→ WHAT YOU HAVE TO DO:
Every line that contains the word "xlabel" should be copied.

****

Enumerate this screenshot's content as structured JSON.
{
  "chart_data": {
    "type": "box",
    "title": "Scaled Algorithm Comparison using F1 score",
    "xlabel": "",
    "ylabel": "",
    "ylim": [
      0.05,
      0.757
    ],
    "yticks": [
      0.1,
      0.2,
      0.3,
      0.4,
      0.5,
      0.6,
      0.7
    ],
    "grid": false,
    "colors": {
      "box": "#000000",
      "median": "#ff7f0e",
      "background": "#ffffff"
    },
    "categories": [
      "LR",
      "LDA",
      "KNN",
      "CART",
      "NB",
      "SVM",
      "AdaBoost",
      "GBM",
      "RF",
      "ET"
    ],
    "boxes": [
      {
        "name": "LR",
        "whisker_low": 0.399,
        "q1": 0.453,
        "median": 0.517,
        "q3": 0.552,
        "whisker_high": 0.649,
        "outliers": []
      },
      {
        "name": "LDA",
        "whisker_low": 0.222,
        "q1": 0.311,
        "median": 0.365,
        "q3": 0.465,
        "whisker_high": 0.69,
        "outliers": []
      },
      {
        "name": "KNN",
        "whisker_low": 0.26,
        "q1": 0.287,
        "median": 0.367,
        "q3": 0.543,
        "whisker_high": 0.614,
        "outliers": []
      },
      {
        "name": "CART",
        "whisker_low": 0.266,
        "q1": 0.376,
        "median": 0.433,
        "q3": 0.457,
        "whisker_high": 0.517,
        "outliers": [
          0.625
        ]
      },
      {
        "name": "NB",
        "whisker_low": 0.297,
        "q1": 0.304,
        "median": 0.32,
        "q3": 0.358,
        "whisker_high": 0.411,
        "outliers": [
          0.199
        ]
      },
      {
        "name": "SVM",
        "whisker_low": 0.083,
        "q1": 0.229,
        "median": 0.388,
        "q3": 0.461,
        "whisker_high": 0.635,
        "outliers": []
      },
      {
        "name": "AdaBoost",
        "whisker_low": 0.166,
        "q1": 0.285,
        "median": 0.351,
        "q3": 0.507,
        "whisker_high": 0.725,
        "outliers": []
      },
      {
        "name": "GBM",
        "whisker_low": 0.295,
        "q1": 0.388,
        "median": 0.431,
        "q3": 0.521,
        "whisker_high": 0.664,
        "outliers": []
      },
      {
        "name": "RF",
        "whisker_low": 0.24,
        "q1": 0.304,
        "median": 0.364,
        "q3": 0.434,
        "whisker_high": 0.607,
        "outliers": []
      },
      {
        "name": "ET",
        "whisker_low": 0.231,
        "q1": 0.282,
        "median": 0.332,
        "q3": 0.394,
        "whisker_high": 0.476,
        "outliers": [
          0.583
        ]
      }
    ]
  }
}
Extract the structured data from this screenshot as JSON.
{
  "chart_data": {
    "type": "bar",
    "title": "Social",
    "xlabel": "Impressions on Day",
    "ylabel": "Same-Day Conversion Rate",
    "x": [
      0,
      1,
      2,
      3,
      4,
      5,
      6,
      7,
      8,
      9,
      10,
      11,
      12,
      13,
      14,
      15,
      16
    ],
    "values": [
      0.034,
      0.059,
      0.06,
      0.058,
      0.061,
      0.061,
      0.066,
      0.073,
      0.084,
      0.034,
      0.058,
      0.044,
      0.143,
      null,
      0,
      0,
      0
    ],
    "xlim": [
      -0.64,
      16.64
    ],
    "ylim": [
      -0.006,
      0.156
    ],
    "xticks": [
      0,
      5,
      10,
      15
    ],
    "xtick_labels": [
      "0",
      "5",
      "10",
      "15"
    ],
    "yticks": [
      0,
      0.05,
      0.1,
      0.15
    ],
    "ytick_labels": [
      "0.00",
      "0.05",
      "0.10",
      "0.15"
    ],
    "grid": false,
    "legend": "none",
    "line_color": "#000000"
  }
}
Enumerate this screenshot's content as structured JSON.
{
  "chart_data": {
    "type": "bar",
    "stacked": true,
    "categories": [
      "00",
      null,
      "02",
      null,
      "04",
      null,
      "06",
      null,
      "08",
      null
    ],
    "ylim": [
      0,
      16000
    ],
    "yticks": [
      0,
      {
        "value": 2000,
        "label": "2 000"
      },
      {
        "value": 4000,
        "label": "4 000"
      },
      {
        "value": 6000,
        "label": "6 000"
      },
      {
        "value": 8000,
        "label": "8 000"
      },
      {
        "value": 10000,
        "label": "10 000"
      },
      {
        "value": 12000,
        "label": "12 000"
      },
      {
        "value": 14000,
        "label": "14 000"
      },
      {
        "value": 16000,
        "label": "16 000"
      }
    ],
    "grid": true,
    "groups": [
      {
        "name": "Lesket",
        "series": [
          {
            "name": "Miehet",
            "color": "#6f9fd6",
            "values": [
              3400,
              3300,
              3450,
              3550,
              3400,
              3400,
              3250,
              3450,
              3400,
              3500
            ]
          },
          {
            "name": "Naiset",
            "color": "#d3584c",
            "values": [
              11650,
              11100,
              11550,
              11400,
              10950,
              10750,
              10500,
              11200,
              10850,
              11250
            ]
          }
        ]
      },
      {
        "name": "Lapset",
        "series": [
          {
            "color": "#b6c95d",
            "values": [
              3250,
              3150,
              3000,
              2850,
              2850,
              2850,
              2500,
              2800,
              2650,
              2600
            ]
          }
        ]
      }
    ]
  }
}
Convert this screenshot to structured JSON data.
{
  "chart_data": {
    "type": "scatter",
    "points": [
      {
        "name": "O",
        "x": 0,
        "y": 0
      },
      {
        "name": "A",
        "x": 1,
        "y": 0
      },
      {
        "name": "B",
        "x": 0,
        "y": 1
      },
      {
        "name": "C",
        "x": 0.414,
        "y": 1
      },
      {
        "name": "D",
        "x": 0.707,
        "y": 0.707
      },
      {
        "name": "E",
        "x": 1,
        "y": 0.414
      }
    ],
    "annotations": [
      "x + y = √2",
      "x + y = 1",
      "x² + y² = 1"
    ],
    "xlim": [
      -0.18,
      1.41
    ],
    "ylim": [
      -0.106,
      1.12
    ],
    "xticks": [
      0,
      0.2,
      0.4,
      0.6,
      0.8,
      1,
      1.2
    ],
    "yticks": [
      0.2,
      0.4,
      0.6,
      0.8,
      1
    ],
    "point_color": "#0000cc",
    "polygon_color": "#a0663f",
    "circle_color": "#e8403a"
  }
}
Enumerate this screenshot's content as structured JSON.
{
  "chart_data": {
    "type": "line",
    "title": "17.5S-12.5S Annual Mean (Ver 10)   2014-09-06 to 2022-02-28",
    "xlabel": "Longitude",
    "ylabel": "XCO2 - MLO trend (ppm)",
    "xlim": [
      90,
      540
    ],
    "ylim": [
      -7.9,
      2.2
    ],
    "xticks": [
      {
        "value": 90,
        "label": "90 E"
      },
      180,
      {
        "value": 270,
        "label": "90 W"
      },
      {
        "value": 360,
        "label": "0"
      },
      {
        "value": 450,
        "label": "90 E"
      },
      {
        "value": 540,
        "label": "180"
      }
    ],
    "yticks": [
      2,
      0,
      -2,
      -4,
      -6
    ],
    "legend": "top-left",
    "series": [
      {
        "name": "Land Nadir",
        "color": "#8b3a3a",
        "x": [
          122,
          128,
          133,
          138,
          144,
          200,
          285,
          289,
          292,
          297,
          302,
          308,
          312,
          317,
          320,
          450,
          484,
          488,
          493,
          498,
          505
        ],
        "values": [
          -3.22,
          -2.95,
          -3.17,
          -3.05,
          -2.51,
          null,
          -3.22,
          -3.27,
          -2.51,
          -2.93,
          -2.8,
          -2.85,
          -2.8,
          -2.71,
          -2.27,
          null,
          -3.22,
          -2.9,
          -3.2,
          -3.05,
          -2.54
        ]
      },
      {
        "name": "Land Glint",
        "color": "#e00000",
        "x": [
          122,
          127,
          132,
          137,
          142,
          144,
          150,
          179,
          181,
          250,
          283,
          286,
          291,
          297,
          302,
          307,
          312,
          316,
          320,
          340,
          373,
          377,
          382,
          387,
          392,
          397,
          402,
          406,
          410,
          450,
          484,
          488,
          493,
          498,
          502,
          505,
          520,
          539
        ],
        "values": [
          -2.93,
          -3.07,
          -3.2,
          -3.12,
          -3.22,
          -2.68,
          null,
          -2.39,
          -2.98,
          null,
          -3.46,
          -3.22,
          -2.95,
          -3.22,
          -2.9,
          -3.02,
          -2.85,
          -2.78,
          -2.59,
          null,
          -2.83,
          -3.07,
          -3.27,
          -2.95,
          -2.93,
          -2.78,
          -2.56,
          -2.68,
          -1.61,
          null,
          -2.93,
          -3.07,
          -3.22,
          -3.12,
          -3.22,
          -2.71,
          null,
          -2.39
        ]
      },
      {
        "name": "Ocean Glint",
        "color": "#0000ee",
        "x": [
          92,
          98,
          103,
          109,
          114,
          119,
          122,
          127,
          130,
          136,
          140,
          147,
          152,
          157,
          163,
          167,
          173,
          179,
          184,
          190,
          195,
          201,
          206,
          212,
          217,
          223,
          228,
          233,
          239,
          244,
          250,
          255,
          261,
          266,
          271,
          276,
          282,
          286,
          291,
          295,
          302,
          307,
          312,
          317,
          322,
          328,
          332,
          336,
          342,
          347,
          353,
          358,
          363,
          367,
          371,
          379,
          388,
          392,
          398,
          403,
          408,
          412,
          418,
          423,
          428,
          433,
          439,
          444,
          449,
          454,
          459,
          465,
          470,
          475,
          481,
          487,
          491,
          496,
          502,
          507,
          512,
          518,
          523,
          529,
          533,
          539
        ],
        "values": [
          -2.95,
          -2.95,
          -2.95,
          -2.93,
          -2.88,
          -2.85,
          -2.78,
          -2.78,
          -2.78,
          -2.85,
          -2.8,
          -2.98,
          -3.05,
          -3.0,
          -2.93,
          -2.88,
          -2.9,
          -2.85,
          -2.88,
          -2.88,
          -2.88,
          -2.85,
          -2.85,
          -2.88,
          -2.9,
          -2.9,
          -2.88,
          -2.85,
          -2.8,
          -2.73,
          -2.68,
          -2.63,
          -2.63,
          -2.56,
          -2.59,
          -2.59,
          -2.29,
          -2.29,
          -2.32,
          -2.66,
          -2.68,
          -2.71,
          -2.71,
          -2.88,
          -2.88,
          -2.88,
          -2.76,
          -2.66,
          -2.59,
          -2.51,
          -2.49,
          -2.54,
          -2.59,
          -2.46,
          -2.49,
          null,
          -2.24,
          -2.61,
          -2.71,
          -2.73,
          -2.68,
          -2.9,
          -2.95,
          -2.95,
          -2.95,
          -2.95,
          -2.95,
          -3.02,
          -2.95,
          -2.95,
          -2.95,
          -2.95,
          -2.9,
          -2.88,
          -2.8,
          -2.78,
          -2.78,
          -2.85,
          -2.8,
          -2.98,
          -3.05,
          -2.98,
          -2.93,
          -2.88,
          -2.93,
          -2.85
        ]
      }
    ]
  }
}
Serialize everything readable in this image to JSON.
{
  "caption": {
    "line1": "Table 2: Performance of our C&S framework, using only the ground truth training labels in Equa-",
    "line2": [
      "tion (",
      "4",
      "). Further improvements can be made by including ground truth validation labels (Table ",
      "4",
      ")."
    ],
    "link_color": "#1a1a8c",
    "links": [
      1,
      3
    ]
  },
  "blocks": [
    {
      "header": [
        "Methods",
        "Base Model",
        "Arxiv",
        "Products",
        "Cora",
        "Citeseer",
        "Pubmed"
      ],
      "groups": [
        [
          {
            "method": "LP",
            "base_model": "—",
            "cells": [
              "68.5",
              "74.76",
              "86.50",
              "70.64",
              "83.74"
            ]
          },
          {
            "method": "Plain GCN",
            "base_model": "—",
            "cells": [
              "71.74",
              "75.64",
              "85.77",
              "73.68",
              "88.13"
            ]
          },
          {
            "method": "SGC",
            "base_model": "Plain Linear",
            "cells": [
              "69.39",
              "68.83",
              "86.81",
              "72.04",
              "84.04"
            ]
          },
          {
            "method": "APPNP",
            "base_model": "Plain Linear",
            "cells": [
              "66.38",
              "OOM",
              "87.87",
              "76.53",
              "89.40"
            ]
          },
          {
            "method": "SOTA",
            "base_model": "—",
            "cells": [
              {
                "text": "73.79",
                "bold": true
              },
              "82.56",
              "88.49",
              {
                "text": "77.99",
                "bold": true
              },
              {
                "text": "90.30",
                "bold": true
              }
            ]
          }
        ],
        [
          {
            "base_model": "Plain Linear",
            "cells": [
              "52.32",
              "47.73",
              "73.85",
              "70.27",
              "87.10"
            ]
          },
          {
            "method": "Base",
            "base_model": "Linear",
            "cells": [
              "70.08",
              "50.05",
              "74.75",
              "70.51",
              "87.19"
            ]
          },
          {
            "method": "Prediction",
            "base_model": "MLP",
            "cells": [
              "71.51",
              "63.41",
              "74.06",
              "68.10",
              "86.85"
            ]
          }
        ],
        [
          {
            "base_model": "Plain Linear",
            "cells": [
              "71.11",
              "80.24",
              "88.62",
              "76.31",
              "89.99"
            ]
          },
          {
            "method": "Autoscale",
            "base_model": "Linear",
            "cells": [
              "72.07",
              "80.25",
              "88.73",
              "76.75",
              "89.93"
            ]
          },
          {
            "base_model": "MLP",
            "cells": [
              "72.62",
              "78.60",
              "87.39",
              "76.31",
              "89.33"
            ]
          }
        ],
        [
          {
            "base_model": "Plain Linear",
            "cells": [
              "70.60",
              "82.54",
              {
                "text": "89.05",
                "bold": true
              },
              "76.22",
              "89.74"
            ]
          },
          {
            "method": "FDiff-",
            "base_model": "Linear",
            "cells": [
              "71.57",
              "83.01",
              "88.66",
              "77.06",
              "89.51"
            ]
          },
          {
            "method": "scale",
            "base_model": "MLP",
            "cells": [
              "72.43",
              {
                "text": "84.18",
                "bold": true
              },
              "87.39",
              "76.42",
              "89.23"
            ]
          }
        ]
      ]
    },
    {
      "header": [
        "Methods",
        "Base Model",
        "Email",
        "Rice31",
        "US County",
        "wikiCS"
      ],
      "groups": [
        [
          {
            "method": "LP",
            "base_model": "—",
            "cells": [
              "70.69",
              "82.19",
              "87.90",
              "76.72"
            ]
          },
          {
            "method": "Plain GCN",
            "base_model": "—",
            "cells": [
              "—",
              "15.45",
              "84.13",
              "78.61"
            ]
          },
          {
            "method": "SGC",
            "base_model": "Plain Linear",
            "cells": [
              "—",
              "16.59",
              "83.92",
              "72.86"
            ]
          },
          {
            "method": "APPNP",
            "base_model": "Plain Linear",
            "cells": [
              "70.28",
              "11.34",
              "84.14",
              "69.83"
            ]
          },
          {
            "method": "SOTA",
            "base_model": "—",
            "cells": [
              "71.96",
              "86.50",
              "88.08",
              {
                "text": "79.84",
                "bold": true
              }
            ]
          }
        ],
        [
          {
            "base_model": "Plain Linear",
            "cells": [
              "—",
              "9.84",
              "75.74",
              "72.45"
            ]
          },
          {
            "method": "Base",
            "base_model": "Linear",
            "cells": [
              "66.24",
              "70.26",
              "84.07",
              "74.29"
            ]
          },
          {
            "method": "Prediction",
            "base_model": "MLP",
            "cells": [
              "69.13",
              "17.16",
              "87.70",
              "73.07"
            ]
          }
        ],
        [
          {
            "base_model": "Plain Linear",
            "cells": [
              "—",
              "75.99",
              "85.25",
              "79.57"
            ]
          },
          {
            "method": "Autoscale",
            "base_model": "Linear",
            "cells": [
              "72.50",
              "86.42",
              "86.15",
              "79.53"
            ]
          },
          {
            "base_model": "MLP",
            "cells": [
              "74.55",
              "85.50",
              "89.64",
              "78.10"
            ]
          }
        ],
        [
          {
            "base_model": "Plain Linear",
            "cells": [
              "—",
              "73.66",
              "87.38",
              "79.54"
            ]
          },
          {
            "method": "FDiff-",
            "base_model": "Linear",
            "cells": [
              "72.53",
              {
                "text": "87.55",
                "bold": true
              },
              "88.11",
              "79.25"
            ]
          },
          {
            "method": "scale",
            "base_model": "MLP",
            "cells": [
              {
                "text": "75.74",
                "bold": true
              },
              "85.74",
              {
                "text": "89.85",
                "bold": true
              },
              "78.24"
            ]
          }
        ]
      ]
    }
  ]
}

****

→ EXERCISE SOLUTION:
    "xlabel": "",
    "xlabel": "Impressions on Day",
    "xlabel": "Longitude",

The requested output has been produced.